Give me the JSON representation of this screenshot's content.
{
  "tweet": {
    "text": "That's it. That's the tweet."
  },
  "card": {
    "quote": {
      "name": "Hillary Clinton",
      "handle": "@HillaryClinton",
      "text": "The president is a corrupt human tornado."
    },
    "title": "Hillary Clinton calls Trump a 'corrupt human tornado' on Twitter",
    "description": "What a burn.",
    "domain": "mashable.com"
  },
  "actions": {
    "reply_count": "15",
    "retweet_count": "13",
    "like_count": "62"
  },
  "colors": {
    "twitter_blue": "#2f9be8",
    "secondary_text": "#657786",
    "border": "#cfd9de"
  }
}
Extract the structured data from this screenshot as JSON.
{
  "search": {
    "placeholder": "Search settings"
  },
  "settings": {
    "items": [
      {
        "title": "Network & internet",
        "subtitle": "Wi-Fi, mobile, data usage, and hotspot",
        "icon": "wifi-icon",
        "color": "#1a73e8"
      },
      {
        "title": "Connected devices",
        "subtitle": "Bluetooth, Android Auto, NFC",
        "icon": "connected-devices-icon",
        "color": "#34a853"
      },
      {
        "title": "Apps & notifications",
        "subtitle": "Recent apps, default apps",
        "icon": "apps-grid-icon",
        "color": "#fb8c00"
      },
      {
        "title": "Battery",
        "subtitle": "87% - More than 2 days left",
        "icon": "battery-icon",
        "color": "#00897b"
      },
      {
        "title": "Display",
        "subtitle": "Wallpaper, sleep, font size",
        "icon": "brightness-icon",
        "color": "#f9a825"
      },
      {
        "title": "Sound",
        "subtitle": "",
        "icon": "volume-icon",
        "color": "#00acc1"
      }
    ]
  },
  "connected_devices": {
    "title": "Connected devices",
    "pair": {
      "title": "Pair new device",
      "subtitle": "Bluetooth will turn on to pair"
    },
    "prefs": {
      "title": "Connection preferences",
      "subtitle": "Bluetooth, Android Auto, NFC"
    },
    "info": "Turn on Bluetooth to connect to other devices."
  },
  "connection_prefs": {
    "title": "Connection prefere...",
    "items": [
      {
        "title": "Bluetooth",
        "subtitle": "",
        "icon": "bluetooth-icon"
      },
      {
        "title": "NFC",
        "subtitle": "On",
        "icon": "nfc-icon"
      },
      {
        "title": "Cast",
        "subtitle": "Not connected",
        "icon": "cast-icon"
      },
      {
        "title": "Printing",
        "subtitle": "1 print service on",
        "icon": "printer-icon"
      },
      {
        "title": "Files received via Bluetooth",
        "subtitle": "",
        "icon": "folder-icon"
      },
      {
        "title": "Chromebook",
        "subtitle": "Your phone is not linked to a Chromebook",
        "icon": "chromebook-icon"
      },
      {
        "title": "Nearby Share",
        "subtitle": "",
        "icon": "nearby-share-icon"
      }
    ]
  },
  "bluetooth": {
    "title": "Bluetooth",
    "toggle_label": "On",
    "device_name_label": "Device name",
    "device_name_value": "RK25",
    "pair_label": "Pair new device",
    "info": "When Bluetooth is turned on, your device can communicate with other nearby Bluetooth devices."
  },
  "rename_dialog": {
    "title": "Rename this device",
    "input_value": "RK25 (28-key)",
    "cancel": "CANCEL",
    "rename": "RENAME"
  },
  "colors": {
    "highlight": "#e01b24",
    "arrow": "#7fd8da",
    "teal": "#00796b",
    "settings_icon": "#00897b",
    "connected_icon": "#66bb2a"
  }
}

**Task to complete**
Reproduce the entire listing word for word.

**Written reply**
Give me the JSON representation of this screenshot's content.
{
  "tweet": {
    "text": "That's it. That's the tweet."
  },
  "card": {
    "quote": {
      "name": "Hillary Clinton",
      "handle": "@HillaryClinton",
      "text": "The president is a corrupt human tornado."
    },
    "title": "Hillary Clinton calls Trump a 'corrupt human tornado' on Twitter",
    "description": "What a burn.",
    "domain": "mashable.com"
  },
  "actions": {
    "reply_count": "15",
    "retweet_count": "13",
    "like_count": "62"
  },
  "colors": {
    "twitter_blue": "#2f9be8",
    "secondary_text": "#657786",
    "border": "#cfd9de"
  }
}
Extract the structured data from this screenshot as JSON.
{
  "search": {
    "placeholder": "Search settings"
  },
  "settings": {
    "items": [
      {
        "title": "Network & internet",
        "subtitle": "Wi-Fi, mobile, data usage, and hotspot",
        "icon": "wifi-icon",
        "color": "#1a73e8"
      },
      {
        "title": "Connected devices",
        "subtitle": "Bluetooth, Android Auto, NFC",
        "icon": "connected-devices-icon",
        "color": "#34a853"
      },
      {
        "title": "Apps & notifications",
        "subtitle": "Recent apps, default apps",
        "icon": "apps-grid-icon",
        "color": "#fb8c00"
      },
      {
        "title": "Battery",
        "subtitle": "87% - More than 2 days left",
        "icon": "battery-icon",
        "color": "#00897b"
      },
      {
        "title": "Display",
        "subtitle": "Wallpaper, sleep, font size",
        "icon": "brightness-icon",
        "color": "#f9a825"
      },
      {
        "title": "Sound",
        "subtitle": "",
        "icon": "volume-icon",
        "color": "#00acc1"
      }
    ]
  },
  "connected_devices": {
    "title": "Connected devices",
    "pair": {
      "title": "Pair new device",
      "subtitle": "Bluetooth will turn on to pair"
    },
    "prefs": {
      "title": "Connection preferences",
      "subtitle": "Bluetooth, Android Auto, NFC"
    },
    "info": "Turn on Bluetooth to connect to other devices."
  },
  "connection_prefs": {
    "title": "Connection prefere...",
    "items": [
      {
        "title": "Bluetooth",
        "subtitle": "",
        "icon": "bluetooth-icon"
      },
      {
        "title": "NFC",
        "subtitle": "On",
        "icon": "nfc-icon"
      },
      {
        "title": "Cast",
        "subtitle": "Not connected",
        "icon": "cast-icon"
      },
      {
        "title": "Printing",
        "subtitle": "1 print service on",
        "icon": "printer-icon"
      },
      {
        "title": "Files received via Bluetooth",
        "subtitle": "",
        "icon": "folder-icon"
      },
      {
        "title": "Chromebook",
        "subtitle": "Your phone is not linked to a Chromebook",
        "icon": "chromebook-icon"
      },
      {
        "title": "Nearby Share",
        "subtitle": "",
        "icon": "nearby-share-icon"
      }
    ]
  },
  "bluetooth": {
    "title": "Bluetooth",
    "toggle_label": "On",
    "device_name_label": "Device name",
    "device_name_value": "RK25",
    "pair_label": "Pair new device",
    "info": "When Bluetooth is turned on, your device can communicate with other nearby Bluetooth devices."
  },
  "rename_dialog": {
    "title": "Rename this device",
    "input_value": "RK25 (28-key)",
    "cancel": "CANCEL",
    "rename": "RENAME"
  },
  "colors": {
    "highlight": "#e01b24",
    "arrow": "#7fd8da",
    "teal": "#00796b",
    "settings_icon": "#00897b",
    "connected_icon": "#66bb2a"
  }
}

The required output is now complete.